(Figure collection entries)
────────────────────────────────────────

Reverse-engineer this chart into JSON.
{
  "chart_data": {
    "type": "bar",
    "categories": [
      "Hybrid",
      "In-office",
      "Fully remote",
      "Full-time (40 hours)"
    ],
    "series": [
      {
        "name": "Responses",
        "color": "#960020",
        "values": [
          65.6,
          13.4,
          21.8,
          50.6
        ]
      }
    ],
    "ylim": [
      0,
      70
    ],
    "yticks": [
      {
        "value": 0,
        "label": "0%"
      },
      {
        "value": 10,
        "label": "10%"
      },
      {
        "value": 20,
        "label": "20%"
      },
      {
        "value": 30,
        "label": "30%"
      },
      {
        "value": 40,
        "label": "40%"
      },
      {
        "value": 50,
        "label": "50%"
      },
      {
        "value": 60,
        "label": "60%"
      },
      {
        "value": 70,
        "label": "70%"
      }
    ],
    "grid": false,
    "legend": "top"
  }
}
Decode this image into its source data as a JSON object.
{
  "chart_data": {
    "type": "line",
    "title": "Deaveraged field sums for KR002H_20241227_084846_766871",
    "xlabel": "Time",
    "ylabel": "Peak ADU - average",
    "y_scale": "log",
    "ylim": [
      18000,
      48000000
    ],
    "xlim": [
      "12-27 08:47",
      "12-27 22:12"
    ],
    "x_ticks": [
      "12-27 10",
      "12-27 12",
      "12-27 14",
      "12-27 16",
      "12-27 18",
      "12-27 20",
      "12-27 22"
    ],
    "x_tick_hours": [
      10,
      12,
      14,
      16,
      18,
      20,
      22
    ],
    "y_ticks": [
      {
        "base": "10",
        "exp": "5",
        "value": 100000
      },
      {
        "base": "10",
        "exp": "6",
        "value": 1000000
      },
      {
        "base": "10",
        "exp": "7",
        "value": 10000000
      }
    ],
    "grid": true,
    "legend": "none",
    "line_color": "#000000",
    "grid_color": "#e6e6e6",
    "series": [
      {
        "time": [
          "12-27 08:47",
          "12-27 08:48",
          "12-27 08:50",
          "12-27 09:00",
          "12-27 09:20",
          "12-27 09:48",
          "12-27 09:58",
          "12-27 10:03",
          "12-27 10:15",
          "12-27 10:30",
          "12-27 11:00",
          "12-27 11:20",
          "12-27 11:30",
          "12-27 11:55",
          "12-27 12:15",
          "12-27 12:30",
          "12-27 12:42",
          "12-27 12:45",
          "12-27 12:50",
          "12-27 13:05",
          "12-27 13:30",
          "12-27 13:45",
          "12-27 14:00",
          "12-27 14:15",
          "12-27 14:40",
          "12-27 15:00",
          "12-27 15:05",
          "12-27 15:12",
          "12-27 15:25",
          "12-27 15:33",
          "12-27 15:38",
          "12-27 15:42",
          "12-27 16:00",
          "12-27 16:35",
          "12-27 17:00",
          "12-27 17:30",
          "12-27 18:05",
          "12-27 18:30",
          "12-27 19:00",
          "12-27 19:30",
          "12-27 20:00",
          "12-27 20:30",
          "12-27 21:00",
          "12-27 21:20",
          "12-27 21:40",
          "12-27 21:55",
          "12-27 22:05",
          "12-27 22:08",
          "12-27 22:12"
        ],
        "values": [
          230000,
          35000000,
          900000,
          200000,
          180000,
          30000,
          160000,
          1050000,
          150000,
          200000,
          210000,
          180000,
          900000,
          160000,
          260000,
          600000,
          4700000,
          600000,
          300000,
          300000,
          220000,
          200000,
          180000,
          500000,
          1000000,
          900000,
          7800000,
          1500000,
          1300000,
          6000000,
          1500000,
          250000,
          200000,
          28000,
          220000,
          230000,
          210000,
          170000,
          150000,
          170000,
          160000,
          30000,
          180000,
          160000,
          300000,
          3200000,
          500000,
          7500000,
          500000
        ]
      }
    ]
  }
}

────────────────────────────────────────

Written request: Retype the records above exactly.

Solution for this exercise:
Reverse-engineer this chart into JSON.
{
  "chart_data": {
    "type": "bar",
    "categories": [
      "Hybrid",
      "In-office",
      "Fully remote",
      "Full-time (40 hours)"
    ],
    "series": [
      {
        "name": "Responses",
        "color": "#960020",
        "values": [
          65.6,
          13.4,
          21.8,
          50.6
        ]
      }
    ],
    "ylim": [
      0,
      70
    ],
    "yticks": [
      {
        "value": 0,
        "label": "0%"
      },
      {
        "value": 10,
        "label": "10%"
      },
      {
        "value": 20,
        "label": "20%"
      },
      {
        "value": 30,
        "label": "30%"
      },
      {
        "value": 40,
        "label": "40%"
      },
      {
        "value": 50,
        "label": "50%"
      },
      {
        "value": 60,
        "label": "60%"
      },
      {
        "value": 70,
        "label": "70%"
      }
    ],
    "grid": false,
    "legend": "top"
  }
}
Decode this image into its source data as a JSON object.
{
  "chart_data": {
    "type": "line",
    "title": "Deaveraged field sums for KR002H_20241227_084846_766871",
    "xlabel": "Time",
    "ylabel": "Peak ADU - average",
    "y_scale": "log",
    "ylim": [
      18000,
      48000000
    ],
    "xlim": [
      "12-27 08:47",
      "12-27 22:12"
    ],
    "x_ticks": [
      "12-27 10",
      "12-27 12",
      "12-27 14",
      "12-27 16",
      "12-27 18",
      "12-27 20",
      "12-27 22"
    ],
    "x_tick_hours": [
      10,
      12,
      14,
      16,
      18,
      20,
      22
    ],
    "y_ticks": [
      {
        "base": "10",
        "exp": "5",
        "value": 100000
      },
      {
        "base": "10",
        "exp": "6",
        "value": 1000000
      },
      {
        "base": "10",
        "exp": "7",
        "value": 10000000
      }
    ],
    "grid": true,
    "legend": "none",
    "line_color": "#000000",
    "grid_color": "#e6e6e6",
    "series": [
      {
        "time": [
          "12-27 08:47",
          "12-27 08:48",
          "12-27 08:50",
          "12-27 09:00",
          "12-27 09:20",
          "12-27 09:48",
          "12-27 09:58",
          "12-27 10:03",
          "12-27 10:15",
          "12-27 10:30",
          "12-27 11:00",
          "12-27 11:20",
          "12-27 11:30",
          "12-27 11:55",
          "12-27 12:15",
          "12-27 12:30",
          "12-27 12:42",
          "12-27 12:45",
          "12-27 12:50",
          "12-27 13:05",
          "12-27 13:30",
          "12-27 13:45",
          "12-27 14:00",
          "12-27 14:15",
          "12-27 14:40",
          "12-27 15:00",
          "12-27 15:05",
          "12-27 15:12",
          "12-27 15:25",
          "12-27 15:33",
          "12-27 15:38",
          "12-27 15:42",
          "12-27 16:00",
          "12-27 16:35",
          "12-27 17:00",
          "12-27 17:30",
          "12-27 18:05",
          "12-27 18:30",
          "12-27 19:00",
          "12-27 19:30",
          "12-27 20:00",
          "12-27 20:30",
          "12-27 21:00",
          "12-27 21:20",
          "12-27 21:40",
          "12-27 21:55",
          "12-27 22:05",
          "12-27 22:08",
          "12-27 22:12"
        ],
        "values": [
          230000,
          35000000,
          900000,
          200000,
          180000,
          30000,
          160000,
          1050000,
          150000,
          200000,
          210000,
          180000,
          900000,
          160000,
          260000,
          600000,
          4700000,
          600000,
          300000,
          300000,
          220000,
          200000,
          180000,
          500000,
          1000000,
          900000,
          7800000,
          1500000,
          1300000,
          6000000,
          1500000,
          250000,
          200000,
          28000,
          220000,
          230000,
          210000,
          170000,
          150000,
          170000,
          160000,
          30000,
          180000,
          160000,
          300000,
          3200000,
          500000,
          7500000,
          500000
        ]
      }
    ]
  }
}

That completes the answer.